- Written task
Identify all lines in the data containing the string "اليعقوبى". Copy them out.

(Stored records)
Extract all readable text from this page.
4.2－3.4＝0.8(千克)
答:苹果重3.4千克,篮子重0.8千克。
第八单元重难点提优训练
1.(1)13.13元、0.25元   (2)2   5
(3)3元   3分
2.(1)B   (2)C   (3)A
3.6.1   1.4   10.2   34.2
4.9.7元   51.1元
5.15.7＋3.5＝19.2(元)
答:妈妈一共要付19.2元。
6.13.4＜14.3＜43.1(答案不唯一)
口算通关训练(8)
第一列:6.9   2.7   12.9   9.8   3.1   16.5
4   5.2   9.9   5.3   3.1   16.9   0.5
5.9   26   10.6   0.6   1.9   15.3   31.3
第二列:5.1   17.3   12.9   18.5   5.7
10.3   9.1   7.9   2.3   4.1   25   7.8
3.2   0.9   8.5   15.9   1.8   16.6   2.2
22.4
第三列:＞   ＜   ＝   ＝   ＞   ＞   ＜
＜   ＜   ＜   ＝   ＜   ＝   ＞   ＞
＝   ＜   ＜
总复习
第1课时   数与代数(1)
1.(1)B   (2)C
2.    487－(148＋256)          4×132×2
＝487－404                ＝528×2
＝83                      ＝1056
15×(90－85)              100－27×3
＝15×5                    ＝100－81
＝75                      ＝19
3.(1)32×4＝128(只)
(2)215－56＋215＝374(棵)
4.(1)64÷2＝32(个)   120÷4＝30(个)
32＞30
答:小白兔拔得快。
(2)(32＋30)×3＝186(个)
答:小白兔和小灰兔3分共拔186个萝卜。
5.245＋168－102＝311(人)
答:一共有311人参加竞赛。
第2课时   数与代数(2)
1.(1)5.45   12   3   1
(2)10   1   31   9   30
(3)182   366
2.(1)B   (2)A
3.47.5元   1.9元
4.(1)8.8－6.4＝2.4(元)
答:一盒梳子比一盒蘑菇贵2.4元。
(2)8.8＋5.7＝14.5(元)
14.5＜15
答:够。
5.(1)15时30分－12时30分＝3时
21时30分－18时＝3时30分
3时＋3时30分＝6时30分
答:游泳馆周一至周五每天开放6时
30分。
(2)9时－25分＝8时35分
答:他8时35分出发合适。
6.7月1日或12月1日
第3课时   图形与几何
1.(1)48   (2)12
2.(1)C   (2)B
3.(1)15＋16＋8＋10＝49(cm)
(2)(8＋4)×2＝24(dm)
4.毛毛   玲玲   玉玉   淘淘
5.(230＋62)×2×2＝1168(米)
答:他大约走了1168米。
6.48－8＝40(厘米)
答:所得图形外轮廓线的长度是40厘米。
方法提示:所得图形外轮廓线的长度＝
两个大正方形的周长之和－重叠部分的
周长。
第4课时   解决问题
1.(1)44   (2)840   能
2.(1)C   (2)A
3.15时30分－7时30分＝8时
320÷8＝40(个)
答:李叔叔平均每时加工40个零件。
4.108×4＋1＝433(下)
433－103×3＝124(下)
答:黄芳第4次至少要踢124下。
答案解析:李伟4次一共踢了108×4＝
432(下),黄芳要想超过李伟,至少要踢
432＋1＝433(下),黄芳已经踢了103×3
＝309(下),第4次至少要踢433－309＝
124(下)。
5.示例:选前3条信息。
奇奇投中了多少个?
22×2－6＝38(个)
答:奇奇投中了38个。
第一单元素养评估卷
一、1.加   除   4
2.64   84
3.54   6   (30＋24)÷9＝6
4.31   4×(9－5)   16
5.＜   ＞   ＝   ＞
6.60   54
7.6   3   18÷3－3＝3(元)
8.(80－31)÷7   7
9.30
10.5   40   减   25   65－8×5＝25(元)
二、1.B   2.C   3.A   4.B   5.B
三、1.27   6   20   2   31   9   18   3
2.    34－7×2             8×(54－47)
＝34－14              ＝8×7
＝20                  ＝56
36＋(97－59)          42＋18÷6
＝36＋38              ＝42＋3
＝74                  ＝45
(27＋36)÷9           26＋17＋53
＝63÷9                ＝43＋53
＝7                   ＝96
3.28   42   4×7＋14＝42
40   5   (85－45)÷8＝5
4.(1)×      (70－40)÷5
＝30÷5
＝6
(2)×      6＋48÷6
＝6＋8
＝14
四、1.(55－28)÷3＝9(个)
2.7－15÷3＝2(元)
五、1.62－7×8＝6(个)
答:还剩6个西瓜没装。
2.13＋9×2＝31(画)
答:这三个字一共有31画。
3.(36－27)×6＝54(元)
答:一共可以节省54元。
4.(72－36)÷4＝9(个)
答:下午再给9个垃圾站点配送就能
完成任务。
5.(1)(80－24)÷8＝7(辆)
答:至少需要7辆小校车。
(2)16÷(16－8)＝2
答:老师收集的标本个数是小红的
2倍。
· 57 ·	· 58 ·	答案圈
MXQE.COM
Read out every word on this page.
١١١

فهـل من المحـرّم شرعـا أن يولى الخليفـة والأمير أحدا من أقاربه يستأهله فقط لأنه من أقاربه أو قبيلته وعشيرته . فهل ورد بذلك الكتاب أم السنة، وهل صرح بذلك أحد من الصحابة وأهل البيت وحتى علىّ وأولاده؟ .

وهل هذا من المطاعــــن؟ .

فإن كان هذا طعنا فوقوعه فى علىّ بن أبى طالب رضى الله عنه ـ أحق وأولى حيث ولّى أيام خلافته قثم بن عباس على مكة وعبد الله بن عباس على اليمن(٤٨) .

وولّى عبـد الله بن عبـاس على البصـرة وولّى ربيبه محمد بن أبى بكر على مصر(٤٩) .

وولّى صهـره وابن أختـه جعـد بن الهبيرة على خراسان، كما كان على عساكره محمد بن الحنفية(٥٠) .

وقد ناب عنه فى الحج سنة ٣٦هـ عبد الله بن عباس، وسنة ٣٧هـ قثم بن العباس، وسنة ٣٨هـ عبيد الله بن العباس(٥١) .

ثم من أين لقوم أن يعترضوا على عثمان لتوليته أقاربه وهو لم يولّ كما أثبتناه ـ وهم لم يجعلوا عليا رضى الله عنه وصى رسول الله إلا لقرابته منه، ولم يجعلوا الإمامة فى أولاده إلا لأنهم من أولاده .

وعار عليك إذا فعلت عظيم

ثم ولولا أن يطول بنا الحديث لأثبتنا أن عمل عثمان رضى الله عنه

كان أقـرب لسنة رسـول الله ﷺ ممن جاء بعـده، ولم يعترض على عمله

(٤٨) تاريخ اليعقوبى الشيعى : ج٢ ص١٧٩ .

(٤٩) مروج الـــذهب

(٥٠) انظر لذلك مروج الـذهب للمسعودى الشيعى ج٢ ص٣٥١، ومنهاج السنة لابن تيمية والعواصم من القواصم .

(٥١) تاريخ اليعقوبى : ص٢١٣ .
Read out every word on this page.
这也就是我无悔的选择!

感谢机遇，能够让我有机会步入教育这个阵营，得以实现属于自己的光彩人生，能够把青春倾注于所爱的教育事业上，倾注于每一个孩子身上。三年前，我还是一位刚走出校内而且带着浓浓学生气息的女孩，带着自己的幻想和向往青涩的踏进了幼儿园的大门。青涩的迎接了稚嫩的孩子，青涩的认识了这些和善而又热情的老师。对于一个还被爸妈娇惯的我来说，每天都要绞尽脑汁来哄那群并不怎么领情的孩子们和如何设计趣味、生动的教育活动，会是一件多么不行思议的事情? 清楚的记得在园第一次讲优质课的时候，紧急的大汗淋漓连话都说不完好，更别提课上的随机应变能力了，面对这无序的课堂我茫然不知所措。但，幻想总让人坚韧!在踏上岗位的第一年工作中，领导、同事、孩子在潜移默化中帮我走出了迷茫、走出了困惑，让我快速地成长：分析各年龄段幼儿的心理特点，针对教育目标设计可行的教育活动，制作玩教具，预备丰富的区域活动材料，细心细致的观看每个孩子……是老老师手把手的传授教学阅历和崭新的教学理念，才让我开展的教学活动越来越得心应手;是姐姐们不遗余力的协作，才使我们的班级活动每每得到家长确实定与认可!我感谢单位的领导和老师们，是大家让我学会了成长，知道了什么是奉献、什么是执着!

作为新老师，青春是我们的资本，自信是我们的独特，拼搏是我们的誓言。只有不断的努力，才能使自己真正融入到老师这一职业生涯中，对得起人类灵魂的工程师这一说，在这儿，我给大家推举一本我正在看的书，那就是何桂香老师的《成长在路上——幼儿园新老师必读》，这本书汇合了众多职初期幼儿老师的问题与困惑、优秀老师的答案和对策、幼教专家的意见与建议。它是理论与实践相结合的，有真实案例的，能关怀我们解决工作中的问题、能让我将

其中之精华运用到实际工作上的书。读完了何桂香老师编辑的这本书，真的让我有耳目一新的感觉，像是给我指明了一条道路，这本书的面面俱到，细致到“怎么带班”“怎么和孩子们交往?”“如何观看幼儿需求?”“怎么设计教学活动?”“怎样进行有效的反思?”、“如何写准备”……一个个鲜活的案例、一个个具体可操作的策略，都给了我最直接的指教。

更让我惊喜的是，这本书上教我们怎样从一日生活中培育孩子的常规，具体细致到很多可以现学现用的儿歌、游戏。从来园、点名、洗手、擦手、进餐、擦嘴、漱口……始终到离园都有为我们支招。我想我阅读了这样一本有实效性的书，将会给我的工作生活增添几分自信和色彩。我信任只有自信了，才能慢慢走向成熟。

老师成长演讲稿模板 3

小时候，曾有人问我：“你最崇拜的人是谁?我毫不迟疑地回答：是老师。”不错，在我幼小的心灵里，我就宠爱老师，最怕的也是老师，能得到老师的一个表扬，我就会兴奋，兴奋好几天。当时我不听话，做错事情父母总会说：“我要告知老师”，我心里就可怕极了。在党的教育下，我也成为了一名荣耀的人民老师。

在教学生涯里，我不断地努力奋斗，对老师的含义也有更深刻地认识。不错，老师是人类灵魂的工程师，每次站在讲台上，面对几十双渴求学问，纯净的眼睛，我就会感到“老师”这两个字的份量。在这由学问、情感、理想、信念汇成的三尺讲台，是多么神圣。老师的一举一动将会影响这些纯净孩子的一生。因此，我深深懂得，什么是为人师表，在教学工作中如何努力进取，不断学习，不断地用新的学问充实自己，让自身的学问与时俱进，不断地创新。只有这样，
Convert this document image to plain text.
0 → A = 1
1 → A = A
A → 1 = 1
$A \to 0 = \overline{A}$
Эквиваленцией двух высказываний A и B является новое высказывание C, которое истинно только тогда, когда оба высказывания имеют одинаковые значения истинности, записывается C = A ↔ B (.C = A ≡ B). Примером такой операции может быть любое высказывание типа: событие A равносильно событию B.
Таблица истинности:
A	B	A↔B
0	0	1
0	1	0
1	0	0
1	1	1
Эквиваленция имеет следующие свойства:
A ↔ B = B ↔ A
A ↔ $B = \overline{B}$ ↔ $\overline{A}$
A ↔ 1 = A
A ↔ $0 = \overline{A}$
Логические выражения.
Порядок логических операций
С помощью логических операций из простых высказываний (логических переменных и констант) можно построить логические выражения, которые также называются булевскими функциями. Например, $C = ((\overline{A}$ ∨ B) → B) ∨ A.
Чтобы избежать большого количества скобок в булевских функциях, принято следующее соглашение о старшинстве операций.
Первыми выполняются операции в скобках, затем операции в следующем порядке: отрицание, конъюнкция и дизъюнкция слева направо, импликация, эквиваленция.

- Complete response
(٤٨) تاريخ اليعقوبى الشيعى : ج٢ ص١٧٩ .
(٥١) تاريخ اليعقوبى : ص٢١٣ .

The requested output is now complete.